▶ _OBJECTIVE_: Find the line containing "Give me the". Quote it and every line after it, exactly, through the end; skip pictures.

▶ _DATA RECORDS_:
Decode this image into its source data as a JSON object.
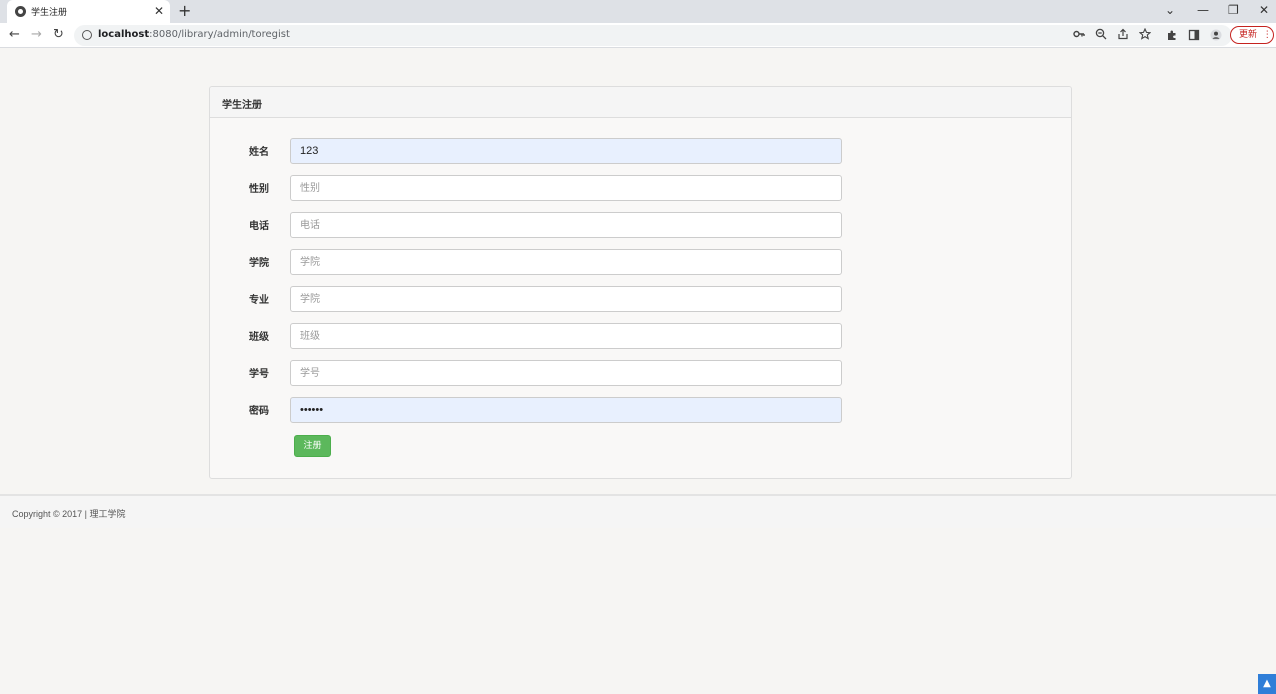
{
  "browser": {
    "tab_title": "学生注册",
    "tab_close": "✕",
    "new_tab": "+",
    "url_host": "localhost",
    "url_path": ":8080/library/admin/toregist",
    "update_label": "更新",
    "update_menu": "⋮",
    "window_controls": {
      "dropdown": "⌄",
      "minimize": "—",
      "restore": "❐",
      "close": "✕"
    },
    "nav": {
      "back": "←",
      "forward": "→",
      "reload": "↻"
    },
    "omnibox_icons": [
      "key-icon",
      "zoom-icon",
      "share-icon",
      "star-icon",
      "extensions-icon",
      "sidepanel-icon",
      "profile-icon"
    ]
  },
  "panel": {
    "heading": "学生注册"
  },
  "form": {
    "fields": [
      {
        "label": "姓名",
        "value": "123",
        "placeholder": ""
      },
      {
        "label": "性别",
        "value": "",
        "placeholder": "性别"
      },
      {
        "label": "电话",
        "value": "",
        "placeholder": "电话"
      },
      {
        "label": "学院",
        "value": "",
        "placeholder": "学院"
      },
      {
        "label": "专业",
        "value": "",
        "placeholder": "学院"
      },
      {
        "label": "班级",
        "value": "",
        "placeholder": "班级"
      },
      {
        "label": "学号",
        "value": "",
        "placeholder": "学号"
      },
      {
        "label": "密码",
        "value": "••••••",
        "placeholder": ""
      }
    ],
    "submit_label": "注册"
  },
  "footer": {
    "text": "Copyright © 2017 | 理工学院"
  },
  "colors": {
    "submit_button": "#5cb85c",
    "autofill_background": "#e8f0fe",
    "page_background": "#f6f5f3"
  }
}
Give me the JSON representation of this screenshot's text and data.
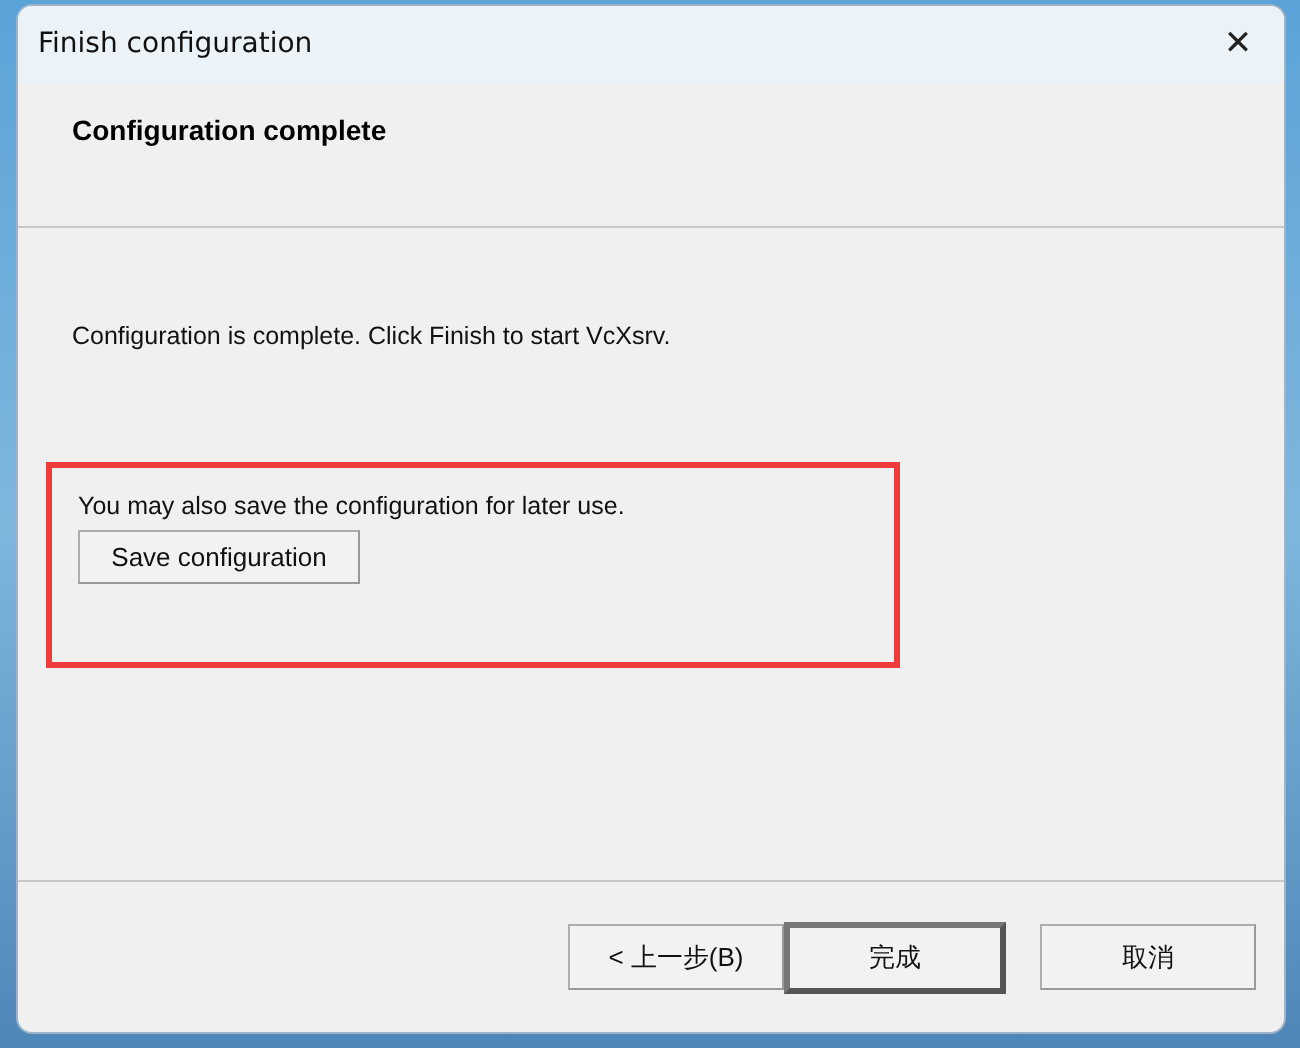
{
  "window": {
    "title": "Finish configuration",
    "close": "✕"
  },
  "header": {
    "title": "Configuration complete"
  },
  "body": {
    "message": "Configuration is complete. Click Finish to start VcXsrv.",
    "save_section": {
      "highlighted": true,
      "hint": "You may also save the configuration for later use.",
      "button": "Save configuration"
    }
  },
  "buttons": [
    {
      "label": "< 上一步(B)",
      "default": false
    },
    {
      "label": "完成",
      "default": true
    },
    {
      "label": "取消",
      "default": false
    }
  ]
}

▶ _TASK RESULT_:
Give me the JSON representation of this screenshot's text and data.
{
  "window": {
    "title": "Finish configuration",
    "close": "✕"
  },
  "header": {
    "title": "Configuration complete"
  },
  "body": {
    "message": "Configuration is complete. Click Finish to start VcXsrv.",
    "save_section": {
      "highlighted": true,
      "hint": "You may also save the configuration for later use.",
      "button": "Save configuration"
    }
  },
  "buttons": [
    {
      "label": "< 上一步(B)",
      "default": false
    },
    {
      "label": "完成",
      "default": true
    },
    {
      "label": "取消",
      "default": false
    }
  ]
}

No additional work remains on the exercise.